> _Data supplied_:
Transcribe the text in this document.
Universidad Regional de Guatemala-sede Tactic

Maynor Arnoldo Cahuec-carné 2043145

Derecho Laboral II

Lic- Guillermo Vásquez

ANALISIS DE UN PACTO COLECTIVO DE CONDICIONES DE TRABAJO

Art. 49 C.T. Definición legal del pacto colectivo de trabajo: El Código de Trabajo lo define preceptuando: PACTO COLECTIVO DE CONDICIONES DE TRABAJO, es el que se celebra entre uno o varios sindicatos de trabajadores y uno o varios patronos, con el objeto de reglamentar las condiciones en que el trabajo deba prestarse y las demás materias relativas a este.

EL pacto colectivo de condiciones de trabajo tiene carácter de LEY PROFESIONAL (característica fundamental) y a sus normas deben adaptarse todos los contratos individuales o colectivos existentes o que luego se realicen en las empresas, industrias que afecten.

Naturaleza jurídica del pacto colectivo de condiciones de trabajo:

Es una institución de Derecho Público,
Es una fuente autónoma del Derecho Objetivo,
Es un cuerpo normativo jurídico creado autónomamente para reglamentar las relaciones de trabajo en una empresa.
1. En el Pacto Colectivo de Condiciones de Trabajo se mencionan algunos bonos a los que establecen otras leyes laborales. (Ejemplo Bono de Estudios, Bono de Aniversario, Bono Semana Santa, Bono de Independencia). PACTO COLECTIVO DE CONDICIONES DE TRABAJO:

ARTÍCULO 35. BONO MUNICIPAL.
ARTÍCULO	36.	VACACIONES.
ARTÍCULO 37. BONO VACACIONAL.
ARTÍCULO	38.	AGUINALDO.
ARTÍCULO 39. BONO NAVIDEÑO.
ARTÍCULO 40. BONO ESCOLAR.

> _Written problem_: Transcribe the entire listing above precisely.

> _Final answer_:
Transcribe the text in this document.
Universidad Regional de Guatemala-sede Tactic

Maynor Arnoldo Cahuec-carné 2043145

Derecho Laboral II

Lic- Guillermo Vásquez

ANALISIS DE UN PACTO COLECTIVO DE CONDICIONES DE TRABAJO

Art. 49 C.T. Definición legal del pacto colectivo de trabajo: El Código de Trabajo lo define preceptuando: PACTO COLECTIVO DE CONDICIONES DE TRABAJO, es el que se celebra entre uno o varios sindicatos de trabajadores y uno o varios patronos, con el objeto de reglamentar las condiciones en que el trabajo deba prestarse y las demás materias relativas a este.

EL pacto colectivo de condiciones de trabajo tiene carácter de LEY PROFESIONAL (característica fundamental) y a sus normas deben adaptarse todos los contratos individuales o colectivos existentes o que luego se realicen en las empresas, industrias que afecten.

Naturaleza jurídica del pacto colectivo de condiciones de trabajo:

Es una institución de Derecho Público,
Es una fuente autónoma del Derecho Objetivo,
Es un cuerpo normativo jurídico creado autónomamente para reglamentar las relaciones de trabajo en una empresa.
1. En el Pacto Colectivo de Condiciones de Trabajo se mencionan algunos bonos a los que establecen otras leyes laborales. (Ejemplo Bono de Estudios, Bono de Aniversario, Bono Semana Santa, Bono de Independencia). PACTO COLECTIVO DE CONDICIONES DE TRABAJO:

ARTÍCULO 35. BONO MUNICIPAL.
ARTÍCULO	36.	VACACIONES.
ARTÍCULO 37. BONO VACACIONAL.
ARTÍCULO	38.	AGUINALDO.
ARTÍCULO 39. BONO NAVIDEÑO.
ARTÍCULO 40. BONO ESCOLAR.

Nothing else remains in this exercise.